(Extracted records)
....

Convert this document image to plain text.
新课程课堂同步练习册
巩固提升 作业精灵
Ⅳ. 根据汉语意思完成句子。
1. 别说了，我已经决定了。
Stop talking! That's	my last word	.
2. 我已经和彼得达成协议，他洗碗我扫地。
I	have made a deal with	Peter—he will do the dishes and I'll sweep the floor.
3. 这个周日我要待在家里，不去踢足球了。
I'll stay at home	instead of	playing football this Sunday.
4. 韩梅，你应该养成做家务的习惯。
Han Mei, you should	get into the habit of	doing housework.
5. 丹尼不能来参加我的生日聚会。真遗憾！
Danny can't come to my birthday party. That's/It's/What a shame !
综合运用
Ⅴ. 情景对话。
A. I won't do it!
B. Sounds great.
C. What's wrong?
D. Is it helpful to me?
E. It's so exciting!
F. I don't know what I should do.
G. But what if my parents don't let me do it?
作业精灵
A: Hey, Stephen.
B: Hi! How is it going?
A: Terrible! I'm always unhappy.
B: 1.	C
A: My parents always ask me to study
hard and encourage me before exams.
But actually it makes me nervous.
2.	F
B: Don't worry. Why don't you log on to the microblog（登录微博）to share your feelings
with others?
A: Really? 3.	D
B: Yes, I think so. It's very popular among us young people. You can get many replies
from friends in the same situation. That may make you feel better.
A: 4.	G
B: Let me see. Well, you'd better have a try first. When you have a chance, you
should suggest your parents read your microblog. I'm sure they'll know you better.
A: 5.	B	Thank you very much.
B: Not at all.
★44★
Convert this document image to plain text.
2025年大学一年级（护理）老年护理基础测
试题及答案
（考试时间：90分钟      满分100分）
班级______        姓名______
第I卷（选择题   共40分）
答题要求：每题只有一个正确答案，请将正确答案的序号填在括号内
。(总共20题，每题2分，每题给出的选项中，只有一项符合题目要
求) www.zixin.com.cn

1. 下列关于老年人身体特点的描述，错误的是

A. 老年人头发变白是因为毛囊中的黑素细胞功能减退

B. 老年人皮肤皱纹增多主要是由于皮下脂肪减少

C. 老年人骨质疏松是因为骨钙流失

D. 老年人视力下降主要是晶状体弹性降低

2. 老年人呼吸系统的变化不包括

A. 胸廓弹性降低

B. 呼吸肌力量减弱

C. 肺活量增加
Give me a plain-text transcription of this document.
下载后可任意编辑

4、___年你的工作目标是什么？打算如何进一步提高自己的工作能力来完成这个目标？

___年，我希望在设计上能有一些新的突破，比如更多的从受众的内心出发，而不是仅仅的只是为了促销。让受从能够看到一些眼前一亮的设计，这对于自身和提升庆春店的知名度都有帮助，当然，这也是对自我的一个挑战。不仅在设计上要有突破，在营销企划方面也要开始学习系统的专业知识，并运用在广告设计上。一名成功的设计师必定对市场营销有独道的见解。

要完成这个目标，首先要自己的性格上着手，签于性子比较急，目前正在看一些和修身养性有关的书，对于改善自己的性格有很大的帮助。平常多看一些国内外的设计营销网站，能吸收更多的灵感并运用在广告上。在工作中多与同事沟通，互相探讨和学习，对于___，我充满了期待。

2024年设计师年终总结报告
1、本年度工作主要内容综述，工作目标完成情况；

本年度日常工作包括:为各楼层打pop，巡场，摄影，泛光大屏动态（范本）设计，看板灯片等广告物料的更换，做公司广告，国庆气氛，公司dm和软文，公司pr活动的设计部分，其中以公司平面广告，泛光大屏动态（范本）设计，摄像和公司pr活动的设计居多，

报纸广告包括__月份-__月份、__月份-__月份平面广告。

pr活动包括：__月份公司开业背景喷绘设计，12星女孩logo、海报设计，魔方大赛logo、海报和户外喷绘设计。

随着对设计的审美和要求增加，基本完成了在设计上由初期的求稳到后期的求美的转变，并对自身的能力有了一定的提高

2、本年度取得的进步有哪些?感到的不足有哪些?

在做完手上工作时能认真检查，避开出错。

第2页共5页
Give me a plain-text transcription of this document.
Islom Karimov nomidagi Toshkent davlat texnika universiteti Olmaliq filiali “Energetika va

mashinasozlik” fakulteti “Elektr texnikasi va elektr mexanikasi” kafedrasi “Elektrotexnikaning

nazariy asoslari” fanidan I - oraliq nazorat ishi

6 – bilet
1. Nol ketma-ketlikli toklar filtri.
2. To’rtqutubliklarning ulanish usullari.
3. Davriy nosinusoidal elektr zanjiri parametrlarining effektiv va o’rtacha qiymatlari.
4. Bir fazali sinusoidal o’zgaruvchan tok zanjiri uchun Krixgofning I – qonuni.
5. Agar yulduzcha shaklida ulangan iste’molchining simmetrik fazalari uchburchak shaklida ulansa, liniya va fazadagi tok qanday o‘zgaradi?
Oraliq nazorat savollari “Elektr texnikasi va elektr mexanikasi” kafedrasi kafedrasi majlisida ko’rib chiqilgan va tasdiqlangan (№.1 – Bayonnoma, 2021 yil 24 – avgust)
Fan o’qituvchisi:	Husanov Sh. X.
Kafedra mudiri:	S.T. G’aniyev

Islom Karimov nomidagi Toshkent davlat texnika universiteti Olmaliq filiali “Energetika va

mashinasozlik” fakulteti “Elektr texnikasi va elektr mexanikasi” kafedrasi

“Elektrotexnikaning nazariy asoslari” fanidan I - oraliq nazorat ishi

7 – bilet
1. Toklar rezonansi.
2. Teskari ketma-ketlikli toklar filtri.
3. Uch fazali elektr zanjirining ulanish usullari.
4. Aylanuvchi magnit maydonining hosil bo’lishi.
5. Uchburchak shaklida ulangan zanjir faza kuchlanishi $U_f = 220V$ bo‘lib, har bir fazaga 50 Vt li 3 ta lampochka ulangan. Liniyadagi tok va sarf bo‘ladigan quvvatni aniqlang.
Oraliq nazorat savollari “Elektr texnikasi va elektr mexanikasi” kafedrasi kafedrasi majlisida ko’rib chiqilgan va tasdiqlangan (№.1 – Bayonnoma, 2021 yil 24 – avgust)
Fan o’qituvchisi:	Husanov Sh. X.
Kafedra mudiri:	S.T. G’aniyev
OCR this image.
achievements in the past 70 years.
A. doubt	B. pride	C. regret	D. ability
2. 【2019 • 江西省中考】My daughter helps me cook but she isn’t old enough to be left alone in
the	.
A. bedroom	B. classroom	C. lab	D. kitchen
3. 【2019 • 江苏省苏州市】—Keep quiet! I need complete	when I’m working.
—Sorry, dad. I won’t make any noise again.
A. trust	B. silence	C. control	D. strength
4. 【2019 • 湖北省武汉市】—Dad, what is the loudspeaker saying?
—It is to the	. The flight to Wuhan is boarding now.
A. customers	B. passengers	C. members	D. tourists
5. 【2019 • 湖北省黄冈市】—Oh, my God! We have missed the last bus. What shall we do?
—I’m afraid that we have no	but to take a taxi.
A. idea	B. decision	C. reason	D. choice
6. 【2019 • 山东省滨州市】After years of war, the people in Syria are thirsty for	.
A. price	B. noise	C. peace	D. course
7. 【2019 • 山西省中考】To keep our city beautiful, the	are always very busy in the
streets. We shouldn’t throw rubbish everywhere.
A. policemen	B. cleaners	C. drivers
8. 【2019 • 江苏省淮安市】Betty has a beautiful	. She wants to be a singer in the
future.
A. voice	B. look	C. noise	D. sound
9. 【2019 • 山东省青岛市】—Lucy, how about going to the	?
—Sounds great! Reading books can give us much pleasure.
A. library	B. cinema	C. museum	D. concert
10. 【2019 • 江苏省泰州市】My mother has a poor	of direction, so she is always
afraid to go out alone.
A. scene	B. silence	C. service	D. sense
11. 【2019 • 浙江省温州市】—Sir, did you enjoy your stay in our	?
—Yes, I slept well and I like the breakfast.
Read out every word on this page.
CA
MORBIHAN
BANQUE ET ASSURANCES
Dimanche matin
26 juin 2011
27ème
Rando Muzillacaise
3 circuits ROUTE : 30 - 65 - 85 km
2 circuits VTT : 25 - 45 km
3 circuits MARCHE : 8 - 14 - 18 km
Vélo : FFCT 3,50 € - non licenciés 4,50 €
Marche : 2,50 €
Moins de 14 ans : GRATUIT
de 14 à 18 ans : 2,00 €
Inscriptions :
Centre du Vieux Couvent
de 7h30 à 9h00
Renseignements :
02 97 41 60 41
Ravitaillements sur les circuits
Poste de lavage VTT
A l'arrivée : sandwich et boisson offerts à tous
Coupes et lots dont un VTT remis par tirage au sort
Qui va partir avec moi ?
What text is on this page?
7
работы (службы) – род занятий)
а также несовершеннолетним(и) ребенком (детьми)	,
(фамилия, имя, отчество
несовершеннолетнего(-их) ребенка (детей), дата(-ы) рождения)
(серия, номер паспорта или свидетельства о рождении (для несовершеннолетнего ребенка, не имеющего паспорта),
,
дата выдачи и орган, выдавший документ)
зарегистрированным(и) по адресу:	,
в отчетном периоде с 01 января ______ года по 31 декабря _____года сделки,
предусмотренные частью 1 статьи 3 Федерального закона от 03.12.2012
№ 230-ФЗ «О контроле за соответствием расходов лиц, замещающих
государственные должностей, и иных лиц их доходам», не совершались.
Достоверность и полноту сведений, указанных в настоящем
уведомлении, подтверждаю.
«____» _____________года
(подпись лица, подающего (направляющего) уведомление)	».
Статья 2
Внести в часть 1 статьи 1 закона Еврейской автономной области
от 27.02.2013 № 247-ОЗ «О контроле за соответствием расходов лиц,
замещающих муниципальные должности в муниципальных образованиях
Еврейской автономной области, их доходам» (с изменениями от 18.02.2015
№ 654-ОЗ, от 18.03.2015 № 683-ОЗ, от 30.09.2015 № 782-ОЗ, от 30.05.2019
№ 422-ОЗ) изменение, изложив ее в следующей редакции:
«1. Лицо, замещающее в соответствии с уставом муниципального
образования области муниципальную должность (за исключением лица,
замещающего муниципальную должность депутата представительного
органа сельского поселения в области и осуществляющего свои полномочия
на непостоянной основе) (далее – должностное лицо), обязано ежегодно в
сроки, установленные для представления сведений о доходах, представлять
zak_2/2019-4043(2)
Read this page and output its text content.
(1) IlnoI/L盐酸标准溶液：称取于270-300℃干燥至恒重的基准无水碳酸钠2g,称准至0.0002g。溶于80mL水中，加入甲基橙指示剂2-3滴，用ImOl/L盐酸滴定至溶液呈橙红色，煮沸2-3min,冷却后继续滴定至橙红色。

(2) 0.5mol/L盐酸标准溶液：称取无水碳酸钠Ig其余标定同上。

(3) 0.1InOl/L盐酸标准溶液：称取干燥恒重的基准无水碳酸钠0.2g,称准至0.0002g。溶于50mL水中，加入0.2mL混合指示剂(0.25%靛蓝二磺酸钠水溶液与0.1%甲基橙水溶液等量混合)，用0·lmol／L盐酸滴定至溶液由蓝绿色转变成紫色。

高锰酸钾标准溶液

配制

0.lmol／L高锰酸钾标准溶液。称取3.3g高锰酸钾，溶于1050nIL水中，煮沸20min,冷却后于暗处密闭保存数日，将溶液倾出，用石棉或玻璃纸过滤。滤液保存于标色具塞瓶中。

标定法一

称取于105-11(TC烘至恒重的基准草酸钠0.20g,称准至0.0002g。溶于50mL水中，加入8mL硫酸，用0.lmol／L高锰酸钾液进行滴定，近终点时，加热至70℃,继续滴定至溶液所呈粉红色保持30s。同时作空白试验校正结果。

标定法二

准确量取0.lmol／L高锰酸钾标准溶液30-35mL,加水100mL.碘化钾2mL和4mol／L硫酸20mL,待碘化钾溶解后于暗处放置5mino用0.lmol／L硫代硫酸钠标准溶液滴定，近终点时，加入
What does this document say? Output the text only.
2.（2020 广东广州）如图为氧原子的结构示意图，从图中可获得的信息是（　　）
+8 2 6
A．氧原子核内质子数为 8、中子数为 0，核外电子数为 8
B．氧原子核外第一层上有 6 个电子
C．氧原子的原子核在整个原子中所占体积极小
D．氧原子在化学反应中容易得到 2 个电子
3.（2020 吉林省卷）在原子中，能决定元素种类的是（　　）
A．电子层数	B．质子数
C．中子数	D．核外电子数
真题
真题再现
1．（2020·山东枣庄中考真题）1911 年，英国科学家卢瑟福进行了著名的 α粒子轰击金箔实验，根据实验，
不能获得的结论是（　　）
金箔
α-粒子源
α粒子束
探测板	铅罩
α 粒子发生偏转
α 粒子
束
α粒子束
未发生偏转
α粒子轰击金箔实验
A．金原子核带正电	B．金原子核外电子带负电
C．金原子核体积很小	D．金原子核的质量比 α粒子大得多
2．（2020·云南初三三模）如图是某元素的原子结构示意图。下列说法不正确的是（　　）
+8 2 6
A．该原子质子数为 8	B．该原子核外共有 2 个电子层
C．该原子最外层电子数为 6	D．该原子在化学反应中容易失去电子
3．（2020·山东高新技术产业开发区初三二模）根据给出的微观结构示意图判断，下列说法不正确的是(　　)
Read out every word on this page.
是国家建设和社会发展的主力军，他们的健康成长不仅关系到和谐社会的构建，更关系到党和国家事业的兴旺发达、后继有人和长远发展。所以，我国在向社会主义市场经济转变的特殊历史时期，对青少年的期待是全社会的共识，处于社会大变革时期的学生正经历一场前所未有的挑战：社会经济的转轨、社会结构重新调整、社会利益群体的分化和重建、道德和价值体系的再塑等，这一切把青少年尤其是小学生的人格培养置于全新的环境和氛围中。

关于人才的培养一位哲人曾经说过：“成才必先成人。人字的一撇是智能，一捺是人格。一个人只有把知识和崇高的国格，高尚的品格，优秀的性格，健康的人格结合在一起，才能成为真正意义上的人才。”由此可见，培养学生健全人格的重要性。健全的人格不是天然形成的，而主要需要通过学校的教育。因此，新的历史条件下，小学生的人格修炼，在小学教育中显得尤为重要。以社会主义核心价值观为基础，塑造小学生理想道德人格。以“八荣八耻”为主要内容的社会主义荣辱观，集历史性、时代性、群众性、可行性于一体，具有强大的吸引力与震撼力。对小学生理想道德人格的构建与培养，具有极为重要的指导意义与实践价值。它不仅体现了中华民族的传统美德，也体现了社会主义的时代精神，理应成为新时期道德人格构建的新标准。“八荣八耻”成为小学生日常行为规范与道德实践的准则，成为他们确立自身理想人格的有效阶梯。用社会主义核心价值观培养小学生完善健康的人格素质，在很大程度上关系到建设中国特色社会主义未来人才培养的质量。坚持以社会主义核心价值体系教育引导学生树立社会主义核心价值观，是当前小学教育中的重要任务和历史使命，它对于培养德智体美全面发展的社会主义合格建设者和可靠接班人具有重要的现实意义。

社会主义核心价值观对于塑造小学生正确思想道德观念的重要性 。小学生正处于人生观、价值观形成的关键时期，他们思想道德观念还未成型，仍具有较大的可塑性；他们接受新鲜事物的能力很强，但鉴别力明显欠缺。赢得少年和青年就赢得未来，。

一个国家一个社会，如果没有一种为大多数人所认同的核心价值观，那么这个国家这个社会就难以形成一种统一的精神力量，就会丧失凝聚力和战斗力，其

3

....

### SHORT PROBLEM
Among the lines of the data above, count those holding "несовершеннолетнего" and state only the number.

### WRITTEN SOLUTION
2